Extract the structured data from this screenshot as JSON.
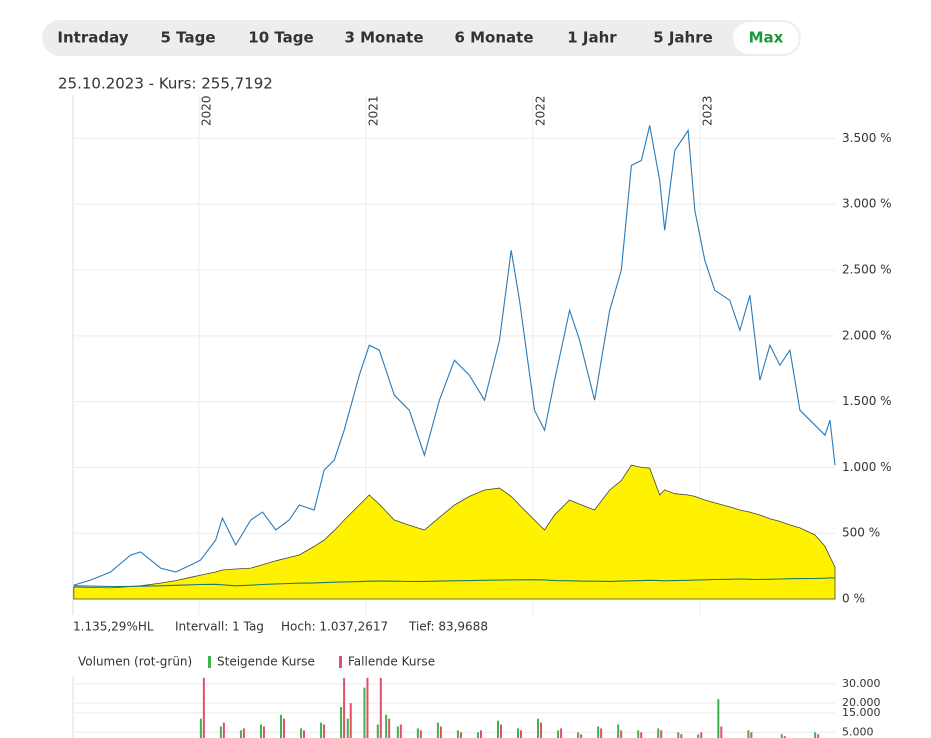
{
  "tabs": [
    {
      "label": "Intraday"
    },
    {
      "label": "5 Tage"
    },
    {
      "label": "10 Tage"
    },
    {
      "label": "3 Monate"
    },
    {
      "label": "6 Monate"
    },
    {
      "label": "1 Jahr"
    },
    {
      "label": "5 Jahre"
    },
    {
      "label": "Max",
      "selected": true
    }
  ],
  "header": "25.10.2023  -  Kurs: 255,7192",
  "stats": [
    "1.135,29%HL",
    "Intervall: 1 Tag",
    "Hoch: 1.037,2617",
    "Tief: 83,9688"
  ],
  "chart_data": [
    {
      "type": "line",
      "x": [
        2019.25,
        2019.35,
        2019.47,
        2019.59,
        2019.65,
        2019.77,
        2019.86,
        2019.95,
        2020.01,
        2020.1,
        2020.14,
        2020.22,
        2020.31,
        2020.38,
        2020.46,
        2020.54,
        2020.6,
        2020.69,
        2020.75,
        2020.81,
        2020.87,
        2020.96,
        2021.02,
        2021.08,
        2021.17,
        2021.26,
        2021.35,
        2021.44,
        2021.53,
        2021.62,
        2021.71,
        2021.8,
        2021.87,
        2021.92,
        2022.01,
        2022.07,
        2022.13,
        2022.22,
        2022.28,
        2022.37,
        2022.46,
        2022.53,
        2022.59,
        2022.65,
        2022.7,
        2022.76,
        2022.79,
        2022.85,
        2022.93,
        2022.97,
        2023.03,
        2023.09,
        2023.18,
        2023.24,
        2023.3,
        2023.36,
        2023.42,
        2023.48,
        2023.54,
        2023.6,
        2023.69,
        2023.75,
        2023.78,
        2023.81
      ],
      "series": [
        {
          "style": "area",
          "color": "#fff200",
          "values": [
            91,
            88,
            84,
            95,
            100,
            121,
            140,
            165,
            182,
            205,
            220,
            228,
            235,
            260,
            290,
            315,
            334,
            400,
            448,
            520,
            600,
            714,
            790,
            720,
            600,
            560,
            524,
            620,
            714,
            780,
            828,
            843,
            780,
            714,
            600,
            524,
            640,
            752,
            720,
            676,
            828,
            900,
            1017,
            1000,
            995,
            790,
            830,
            800,
            790,
            780,
            752,
            730,
            700,
            676,
            660,
            638,
            610,
            590,
            562,
            540,
            486,
            400,
            320,
            243
          ]
        },
        {
          "style": "line",
          "color": "#1f7a6a",
          "values": [
            100,
            98,
            95,
            96,
            97,
            100,
            104,
            108,
            110,
            112,
            108,
            100,
            105,
            110,
            115,
            118,
            120,
            122,
            125,
            128,
            130,
            132,
            135,
            136,
            135,
            133,
            134,
            136,
            138,
            140,
            142,
            144,
            145,
            146,
            147,
            145,
            140,
            138,
            136,
            135,
            134,
            136,
            138,
            140,
            142,
            140,
            138,
            140,
            142,
            144,
            146,
            148,
            150,
            152,
            150,
            148,
            150,
            152,
            154,
            155,
            156,
            158,
            160,
            160
          ]
        },
        {
          "style": "line",
          "color": "#2a7ab8",
          "values": [
            106,
            144,
            205,
            334,
            357,
            235,
            205,
            258,
            296,
            448,
            615,
            410,
            600,
            660,
            524,
            600,
            714,
            676,
            980,
            1055,
            1283,
            1701,
            1929,
            1891,
            1549,
            1435,
            1093,
            1511,
            1815,
            1701,
            1511,
            1967,
            2650,
            2270,
            1435,
            1283,
            1663,
            2194,
            1967,
            1511,
            2194,
            2498,
            3295,
            3333,
            3599,
            3181,
            2802,
            3409,
            3561,
            2954,
            2574,
            2346,
            2270,
            2042,
            2308,
            1663,
            1929,
            1777,
            1891,
            1435,
            1321,
            1245,
            1359,
            1017
          ]
        }
      ],
      "xlim": [
        2019.245,
        2023.81
      ],
      "xticks": [
        2020,
        2021,
        2022,
        2023
      ],
      "ylim": [
        0,
        3830
      ],
      "yticks": [
        {
          "value": 0,
          "label": "0 %"
        },
        {
          "value": 500,
          "label": "500 %"
        },
        {
          "value": 1000,
          "label": "1.000 %"
        },
        {
          "value": 1500,
          "label": "1.500 %"
        },
        {
          "value": 2000,
          "label": "2.000 %"
        },
        {
          "value": 2500,
          "label": "2.500 %"
        },
        {
          "value": 3000,
          "label": "3.000 %"
        },
        {
          "value": 3500,
          "label": "3.500 %"
        }
      ],
      "grid": true
    },
    {
      "type": "bar",
      "title": "Volumen (rot-grün)",
      "x": [
        2020.02,
        2020.14,
        2020.26,
        2020.38,
        2020.5,
        2020.62,
        2020.74,
        2020.86,
        2020.9,
        2021.0,
        2021.08,
        2021.13,
        2021.2,
        2021.32,
        2021.44,
        2021.56,
        2021.68,
        2021.8,
        2021.92,
        2022.04,
        2022.16,
        2022.28,
        2022.4,
        2022.52,
        2022.64,
        2022.76,
        2022.88,
        2023.0,
        2023.12,
        2023.3,
        2023.5,
        2023.7
      ],
      "series": [
        {
          "name": "Steigende Kurse",
          "color": "#3cb44b",
          "values": [
            12000,
            8000,
            6000,
            9000,
            14000,
            7000,
            10000,
            18000,
            12000,
            28000,
            9000,
            14000,
            8000,
            7000,
            10000,
            6000,
            5000,
            11000,
            7000,
            12000,
            6000,
            5000,
            8000,
            9000,
            6000,
            7000,
            5000,
            4000,
            22000,
            6000,
            4000,
            5000
          ]
        },
        {
          "name": "Fallende Kurse",
          "color": "#e0506a",
          "values": [
            33000,
            10000,
            7000,
            8000,
            12000,
            6000,
            9000,
            33000,
            20000,
            33000,
            33000,
            12000,
            9000,
            6000,
            8000,
            5000,
            6000,
            9000,
            6000,
            10000,
            7000,
            4000,
            7000,
            6000,
            5000,
            6000,
            4000,
            5000,
            8000,
            5000,
            3000,
            4000
          ]
        }
      ],
      "xlim": [
        2019.245,
        2023.81
      ],
      "ylim": [
        0,
        34000
      ],
      "yticks": [
        {
          "value": 5000,
          "label": "5.000"
        },
        {
          "value": 15000,
          "label": "15.000"
        },
        {
          "value": 20000,
          "label": "20.000"
        },
        {
          "value": 30000,
          "label": "30.000"
        }
      ],
      "grid": true
    }
  ]
}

* * *

§ What you need to do
From the records above, copy every line that holds the word "color".

§ Solved problem
          "color": "#fff200",
          "color": "#1f7a6a",
          "color": "#2a7ab8",
          "color": "#3cb44b",
          "color": "#e0506a",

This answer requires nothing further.